What is required
Print each record below word for word.

Source data
Start of Block
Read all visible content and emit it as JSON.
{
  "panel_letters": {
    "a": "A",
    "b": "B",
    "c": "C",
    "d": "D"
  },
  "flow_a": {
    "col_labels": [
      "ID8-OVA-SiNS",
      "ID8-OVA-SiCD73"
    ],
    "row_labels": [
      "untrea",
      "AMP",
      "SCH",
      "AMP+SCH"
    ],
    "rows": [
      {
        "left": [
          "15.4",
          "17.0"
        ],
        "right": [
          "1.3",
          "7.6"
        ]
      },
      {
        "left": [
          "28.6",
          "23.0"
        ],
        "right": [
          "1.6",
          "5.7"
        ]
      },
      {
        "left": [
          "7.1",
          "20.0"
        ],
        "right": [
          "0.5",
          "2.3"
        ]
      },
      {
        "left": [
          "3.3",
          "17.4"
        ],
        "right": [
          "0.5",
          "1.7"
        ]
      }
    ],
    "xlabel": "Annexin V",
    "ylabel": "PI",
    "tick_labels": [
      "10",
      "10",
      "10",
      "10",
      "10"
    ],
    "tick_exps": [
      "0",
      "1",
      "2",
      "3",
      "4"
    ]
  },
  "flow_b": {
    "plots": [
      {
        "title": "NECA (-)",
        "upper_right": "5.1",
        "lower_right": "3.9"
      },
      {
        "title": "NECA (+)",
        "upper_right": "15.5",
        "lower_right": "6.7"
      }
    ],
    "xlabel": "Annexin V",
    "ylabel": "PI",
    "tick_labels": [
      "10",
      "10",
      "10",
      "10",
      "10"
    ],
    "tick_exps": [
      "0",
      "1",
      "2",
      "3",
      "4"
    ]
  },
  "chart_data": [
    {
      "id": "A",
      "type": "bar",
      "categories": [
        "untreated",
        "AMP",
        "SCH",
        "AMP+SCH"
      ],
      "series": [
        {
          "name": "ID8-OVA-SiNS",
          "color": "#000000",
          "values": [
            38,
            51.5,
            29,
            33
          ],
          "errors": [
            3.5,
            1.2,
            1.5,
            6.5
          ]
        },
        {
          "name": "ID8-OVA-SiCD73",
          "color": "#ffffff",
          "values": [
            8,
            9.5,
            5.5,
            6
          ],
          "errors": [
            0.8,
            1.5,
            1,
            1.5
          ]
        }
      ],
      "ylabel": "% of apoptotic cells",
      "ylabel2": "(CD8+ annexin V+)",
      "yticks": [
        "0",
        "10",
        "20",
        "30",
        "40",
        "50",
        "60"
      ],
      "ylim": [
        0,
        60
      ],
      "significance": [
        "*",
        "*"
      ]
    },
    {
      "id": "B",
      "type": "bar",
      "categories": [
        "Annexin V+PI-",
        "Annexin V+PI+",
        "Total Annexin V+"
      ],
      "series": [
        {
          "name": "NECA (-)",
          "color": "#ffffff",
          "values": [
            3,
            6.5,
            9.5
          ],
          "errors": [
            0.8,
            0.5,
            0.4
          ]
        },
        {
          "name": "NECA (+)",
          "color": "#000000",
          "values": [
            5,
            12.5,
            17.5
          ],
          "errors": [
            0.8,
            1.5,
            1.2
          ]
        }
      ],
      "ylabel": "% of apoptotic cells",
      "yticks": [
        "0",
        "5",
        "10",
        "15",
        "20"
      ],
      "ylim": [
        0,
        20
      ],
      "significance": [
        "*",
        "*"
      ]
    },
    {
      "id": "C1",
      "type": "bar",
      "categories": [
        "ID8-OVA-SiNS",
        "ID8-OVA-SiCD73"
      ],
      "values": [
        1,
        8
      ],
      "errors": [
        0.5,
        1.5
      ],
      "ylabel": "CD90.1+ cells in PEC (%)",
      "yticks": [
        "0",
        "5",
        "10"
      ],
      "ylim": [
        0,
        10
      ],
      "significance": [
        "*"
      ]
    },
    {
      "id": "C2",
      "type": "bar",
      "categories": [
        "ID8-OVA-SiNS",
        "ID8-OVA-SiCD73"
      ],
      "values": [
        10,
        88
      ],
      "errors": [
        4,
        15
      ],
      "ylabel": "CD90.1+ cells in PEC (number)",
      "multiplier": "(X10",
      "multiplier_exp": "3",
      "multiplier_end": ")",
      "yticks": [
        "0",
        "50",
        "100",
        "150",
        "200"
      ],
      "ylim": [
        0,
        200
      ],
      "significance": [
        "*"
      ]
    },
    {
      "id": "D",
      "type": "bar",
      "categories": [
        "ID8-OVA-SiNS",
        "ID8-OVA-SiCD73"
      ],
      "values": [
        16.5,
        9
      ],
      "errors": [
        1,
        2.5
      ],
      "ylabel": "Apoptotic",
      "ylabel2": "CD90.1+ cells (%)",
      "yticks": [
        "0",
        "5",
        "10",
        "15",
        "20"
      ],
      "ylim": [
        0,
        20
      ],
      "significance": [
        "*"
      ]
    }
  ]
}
End of Block
Written solution
Read all visible content and emit it as JSON.
{
  "panel_letters": {
    "a": "A",
    "b": "B",
    "c": "C",
    "d": "D"
  },
  "flow_a": {
    "col_labels": [
      "ID8-OVA-SiNS",
      "ID8-OVA-SiCD73"
    ],
    "row_labels": [
      "untrea",
      "AMP",
      "SCH",
      "AMP+SCH"
    ],
    "rows": [
      {
        "left": [
          "15.4",
          "17.0"
        ],
        "right": [
          "1.3",
          "7.6"
        ]
      },
      {
        "left": [
          "28.6",
          "23.0"
        ],
        "right": [
          "1.6",
          "5.7"
        ]
      },
      {
        "left": [
          "7.1",
          "20.0"
        ],
        "right": [
          "0.5",
          "2.3"
        ]
      },
      {
        "left": [
          "3.3",
          "17.4"
        ],
        "right": [
          "0.5",
          "1.7"
        ]
      }
    ],
    "xlabel": "Annexin V",
    "ylabel": "PI",
    "tick_labels": [
      "10",
      "10",
      "10",
      "10",
      "10"
    ],
    "tick_exps": [
      "0",
      "1",
      "2",
      "3",
      "4"
    ]
  },
  "flow_b": {
    "plots": [
      {
        "title": "NECA (-)",
        "upper_right": "5.1",
        "lower_right": "3.9"
      },
      {
        "title": "NECA (+)",
        "upper_right": "15.5",
        "lower_right": "6.7"
      }
    ],
    "xlabel": "Annexin V",
    "ylabel": "PI",
    "tick_labels": [
      "10",
      "10",
      "10",
      "10",
      "10"
    ],
    "tick_exps": [
      "0",
      "1",
      "2",
      "3",
      "4"
    ]
  },
  "chart_data": [
    {
      "id": "A",
      "type": "bar",
      "categories": [
        "untreated",
        "AMP",
        "SCH",
        "AMP+SCH"
      ],
      "series": [
        {
          "name": "ID8-OVA-SiNS",
          "color": "#000000",
          "values": [
            38,
            51.5,
            29,
            33
          ],
          "errors": [
            3.5,
            1.2,
            1.5,
            6.5
          ]
        },
        {
          "name": "ID8-OVA-SiCD73",
          "color": "#ffffff",
          "values": [
            8,
            9.5,
            5.5,
            6
          ],
          "errors": [
            0.8,
            1.5,
            1,
            1.5
          ]
        }
      ],
      "ylabel": "% of apoptotic cells",
      "ylabel2": "(CD8+ annexin V+)",
      "yticks": [
        "0",
        "10",
        "20",
        "30",
        "40",
        "50",
        "60"
      ],
      "ylim": [
        0,
        60
      ],
      "significance": [
        "*",
        "*"
      ]
    },
    {
      "id": "B",
      "type": "bar",
      "categories": [
        "Annexin V+PI-",
        "Annexin V+PI+",
        "Total Annexin V+"
      ],
      "series": [
        {
          "name": "NECA (-)",
          "color": "#ffffff",
          "values": [
            3,
            6.5,
            9.5
          ],
          "errors": [
            0.8,
            0.5,
            0.4
          ]
        },
        {
          "name": "NECA (+)",
          "color": "#000000",
          "values": [
            5,
            12.5,
            17.5
          ],
          "errors": [
            0.8,
            1.5,
            1.2
          ]
        }
      ],
      "ylabel": "% of apoptotic cells",
      "yticks": [
        "0",
        "5",
        "10",
        "15",
        "20"
      ],
      "ylim": [
        0,
        20
      ],
      "significance": [
        "*",
        "*"
      ]
    },
    {
      "id": "C1",
      "type": "bar",
      "categories": [
        "ID8-OVA-SiNS",
        "ID8-OVA-SiCD73"
      ],
      "values": [
        1,
        8
      ],
      "errors": [
        0.5,
        1.5
      ],
      "ylabel": "CD90.1+ cells in PEC (%)",
      "yticks": [
        "0",
        "5",
        "10"
      ],
      "ylim": [
        0,
        10
      ],
      "significance": [
        "*"
      ]
    },
    {
      "id": "C2",
      "type": "bar",
      "categories": [
        "ID8-OVA-SiNS",
        "ID8-OVA-SiCD73"
      ],
      "values": [
        10,
        88
      ],
      "errors": [
        4,
        15
      ],
      "ylabel": "CD90.1+ cells in PEC (number)",
      "multiplier": "(X10",
      "multiplier_exp": "3",
      "multiplier_end": ")",
      "yticks": [
        "0",
        "50",
        "100",
        "150",
        "200"
      ],
      "ylim": [
        0,
        200
      ],
      "significance": [
        "*"
      ]
    },
    {
      "id": "D",
      "type": "bar",
      "categories": [
        "ID8-OVA-SiNS",
        "ID8-OVA-SiCD73"
      ],
      "values": [
        16.5,
        9
      ],
      "errors": [
        1,
        2.5
      ],
      "ylabel": "Apoptotic",
      "ylabel2": "CD90.1+ cells (%)",
      "yticks": [
        "0",
        "5",
        "10",
        "15",
        "20"
      ],
      "ylim": [
        0,
        20
      ],
      "significance": [
        "*"
      ]
    }
  ]
}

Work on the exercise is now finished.